• Given request: Extract all lines that hold "name" from the records below.

• Data entries:
(begin)

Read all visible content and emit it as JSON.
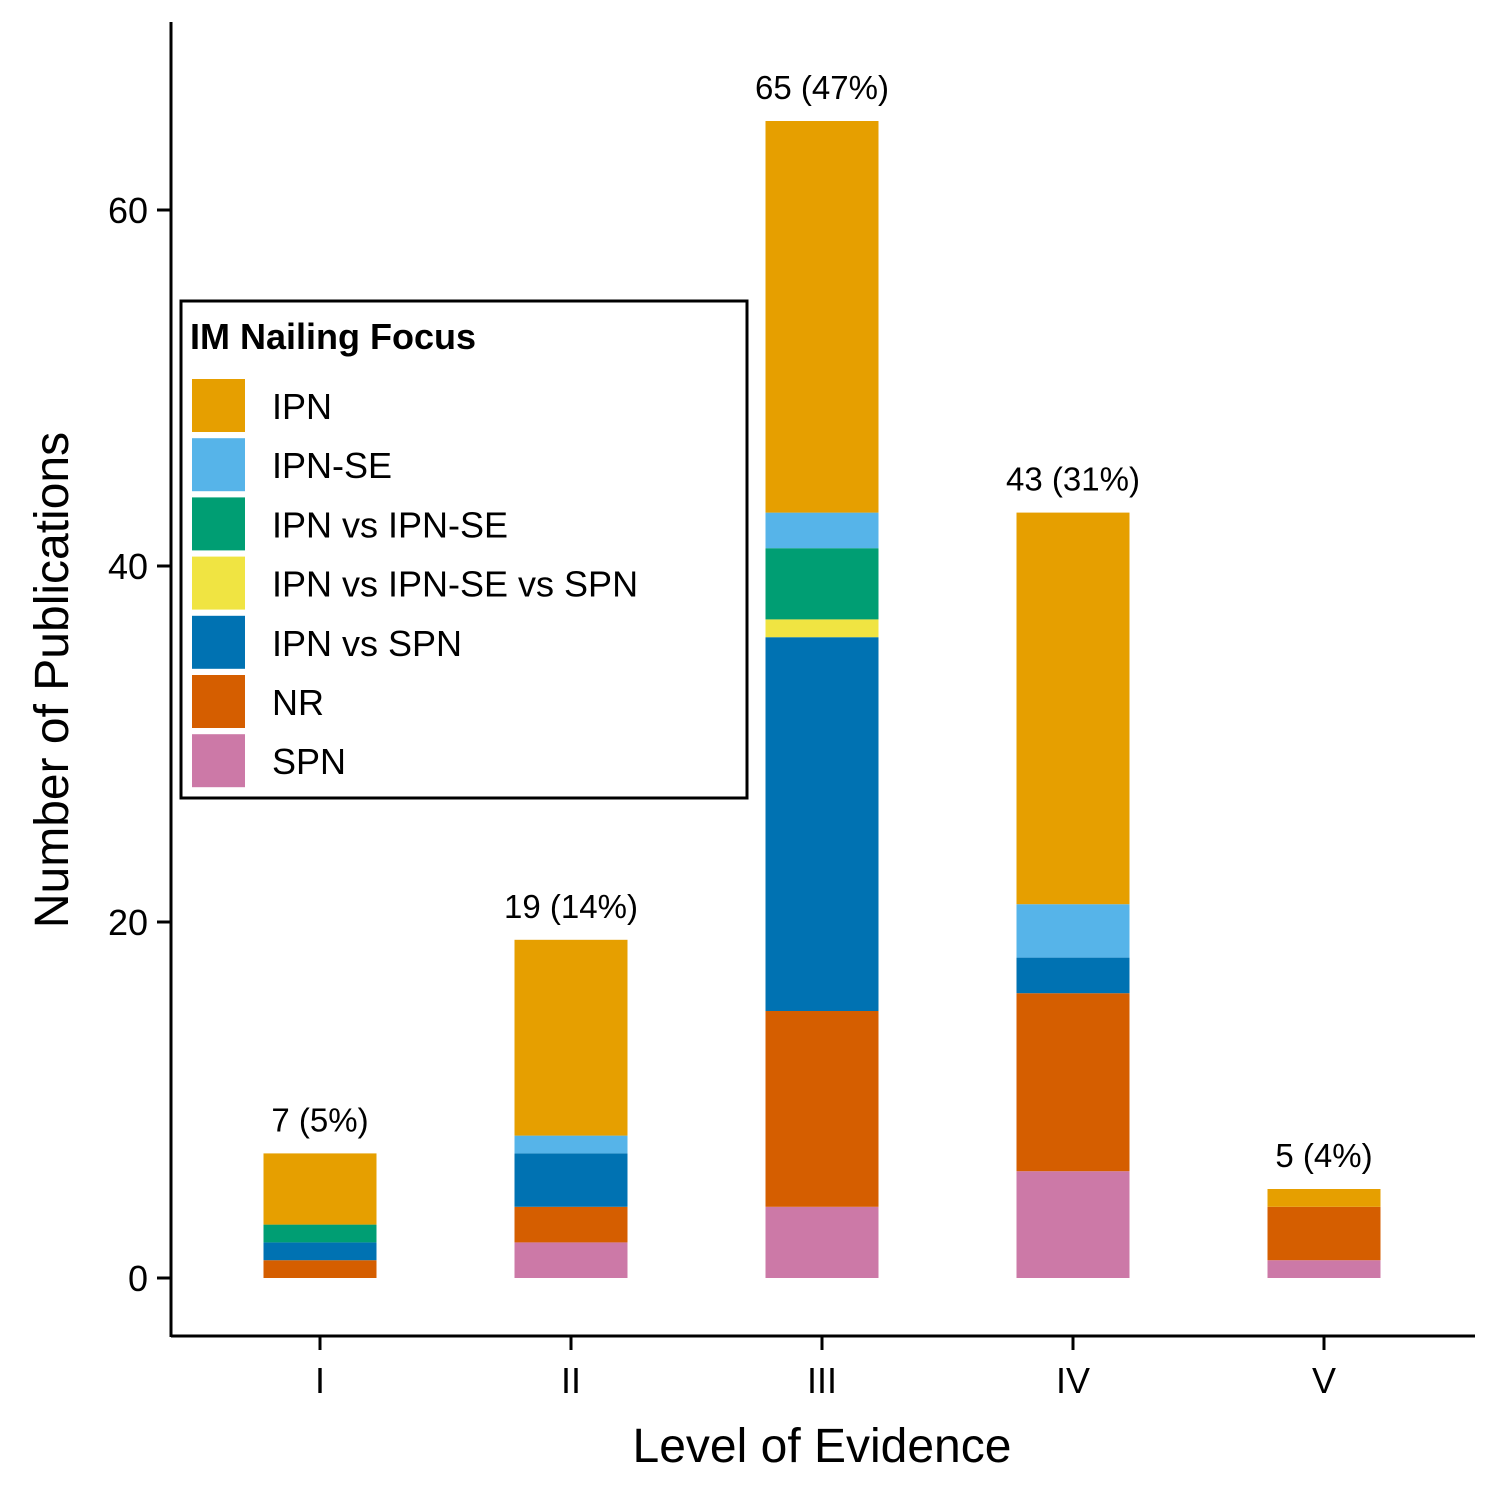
{
  "chart_data": {
    "type": "bar",
    "stacked": true,
    "categories": [
      "I",
      "II",
      "III",
      "IV",
      "V"
    ],
    "series": [
      {
        "name": "SPN",
        "color": "#CC79A7",
        "values": [
          0,
          2,
          4,
          6,
          1
        ]
      },
      {
        "name": "NR",
        "color": "#D55E00",
        "values": [
          1,
          2,
          11,
          10,
          3
        ]
      },
      {
        "name": "IPN vs SPN",
        "color": "#0072B2",
        "values": [
          1,
          3,
          21,
          2,
          0
        ]
      },
      {
        "name": "IPN vs IPN-SE vs SPN",
        "color": "#F0E442",
        "values": [
          0,
          0,
          1,
          0,
          0
        ]
      },
      {
        "name": "IPN vs IPN-SE",
        "color": "#009E73",
        "values": [
          1,
          0,
          4,
          0,
          0
        ]
      },
      {
        "name": "IPN-SE",
        "color": "#56B4E9",
        "values": [
          0,
          1,
          2,
          3,
          0
        ]
      },
      {
        "name": "IPN",
        "color": "#E69F00",
        "values": [
          4,
          11,
          22,
          22,
          1
        ]
      }
    ],
    "bar_labels": [
      "7 (5%)",
      "19 (14%)",
      "65 (47%)",
      "43 (31%)",
      "5 (4%)"
    ],
    "xlabel": "Level of Evidence",
    "ylabel": "Number of Publications",
    "yticks": [
      0,
      20,
      40,
      60
    ],
    "ylim": [
      -3.2,
      70.5
    ],
    "legend": {
      "title": "IM Nailing Focus",
      "placement": "left",
      "order": [
        "IPN",
        "IPN-SE",
        "IPN vs IPN-SE",
        "IPN vs IPN-SE vs SPN",
        "IPN vs SPN",
        "NR",
        "SPN"
      ]
    },
    "grid": false
  }
}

(end)

• Answer to the exercise:
        "name": "SPN",
        "name": "NR",
        "name": "IPN vs SPN",
        "name": "IPN vs IPN-SE vs SPN",
        "name": "IPN vs IPN-SE",
        "name": "IPN-SE",
        "name": "IPN",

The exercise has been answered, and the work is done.